Short problem:
Transcribe everything in the data word for word. Pictures are left out.

Records excerpted from a collection:
____

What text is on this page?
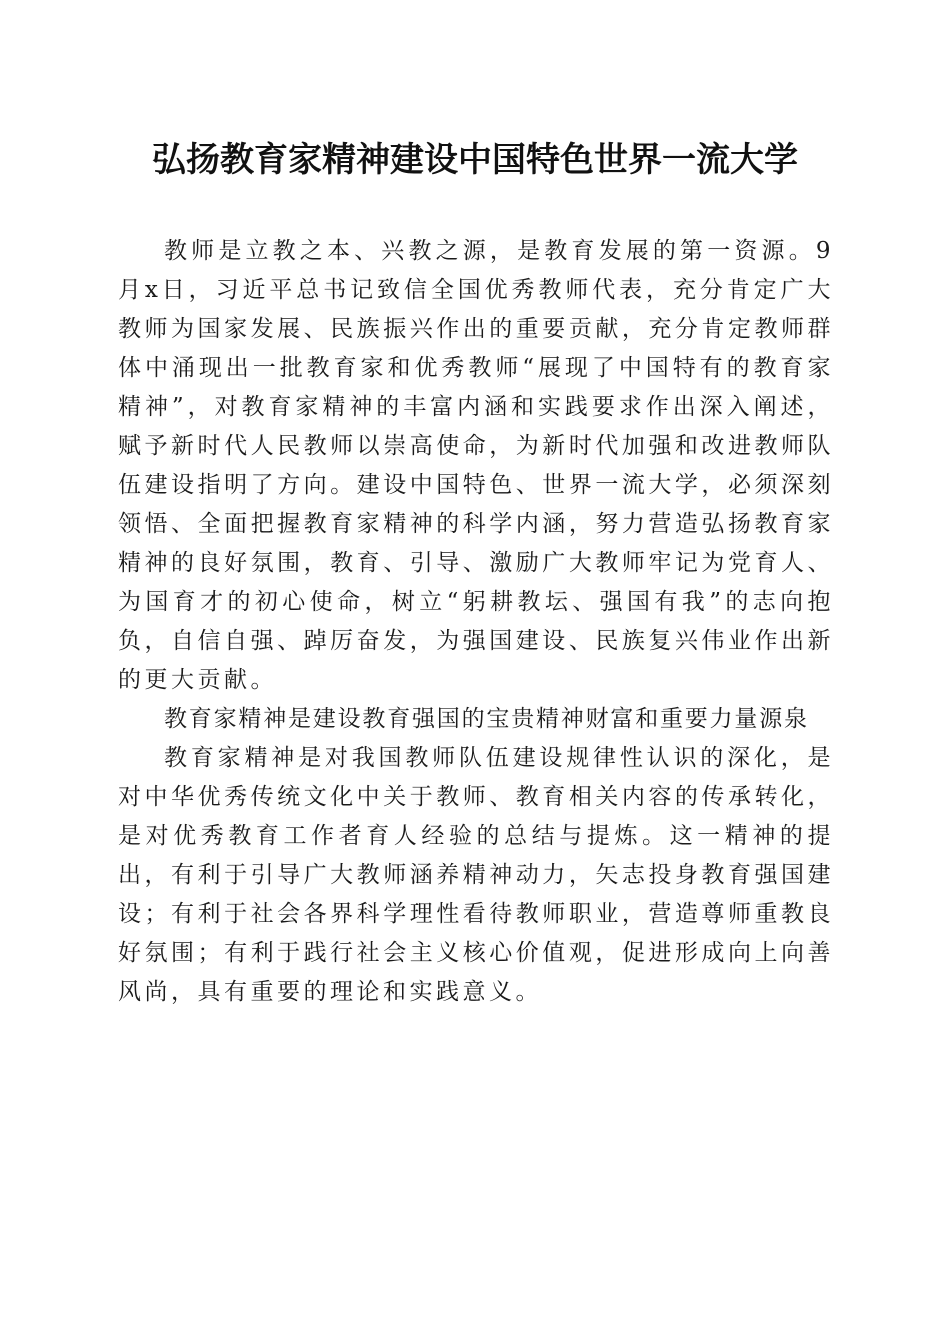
弘扬教育家精神建设中国特色世界一流大学

教师是立教之本、兴教之源，是教育发展的第一资源。9月x日，习近平总书记致信全国优秀教师代表，充分肯定广大教师为国家发展、民族振兴作出的重要贡献，充分肯定教师群体中涌现出一批教育家和优秀教师“展现了中国特有的教育家精神”，对教育家精神的丰富内涵和实践要求作出深入阐述，赋予新时代人民教师以崇高使命，为新时代加强和改进教师队伍建设指明了方向。建设中国特色、世界一流大学，必须深刻领悟、全面把握教育家精神的科学内涵，努力营造弘扬教育家精神的良好氛围，教育、引导、激励广大教师牢记为党育人、为国育才的初心使命，树立“躬耕教坛、强国有我”的志向抱负，自信自强、踔厉奋发，为强国建设、民族复兴伟业作出新的更大贡献。

教育家精神是建设教育强国的宝贵精神财富和重要力量源泉

教育家精神是对我国教师队伍建设规律性认识的深化，是对中华优秀传统文化中关于教师、教育相关内容的传承转化，是对优秀教育工作者育人经验的总结与提炼。这一精神的提出，有利于引导广大教师涵养精神动力，矢志投身教育强国建设；有利于社会各界科学理性看待教师职业，营造尊师重教良好氛围；有利于践行社会主义核心价值观，促进形成向上向善风尚，具有重要的理论和实践意义。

____

Written response:
What text is on this page?
弘扬教育家精神建设中国特色世界一流大学

教师是立教之本、兴教之源，是教育发展的第一资源。9月x日，习近平总书记致信全国优秀教师代表，充分肯定广大教师为国家发展、民族振兴作出的重要贡献，充分肯定教师群体中涌现出一批教育家和优秀教师“展现了中国特有的教育家精神”，对教育家精神的丰富内涵和实践要求作出深入阐述，赋予新时代人民教师以崇高使命，为新时代加强和改进教师队伍建设指明了方向。建设中国特色、世界一流大学，必须深刻领悟、全面把握教育家精神的科学内涵，努力营造弘扬教育家精神的良好氛围，教育、引导、激励广大教师牢记为党育人、为国育才的初心使命，树立“躬耕教坛、强国有我”的志向抱负，自信自强、踔厉奋发，为强国建设、民族复兴伟业作出新的更大贡献。

教育家精神是建设教育强国的宝贵精神财富和重要力量源泉

教育家精神是对我国教师队伍建设规律性认识的深化，是对中华优秀传统文化中关于教师、教育相关内容的传承转化，是对优秀教育工作者育人经验的总结与提炼。这一精神的提出，有利于引导广大教师涵养精神动力，矢志投身教育强国建设；有利于社会各界科学理性看待教师职业，营造尊师重教良好氛围；有利于践行社会主义核心价值观，促进形成向上向善风尚，具有重要的理论和实践意义。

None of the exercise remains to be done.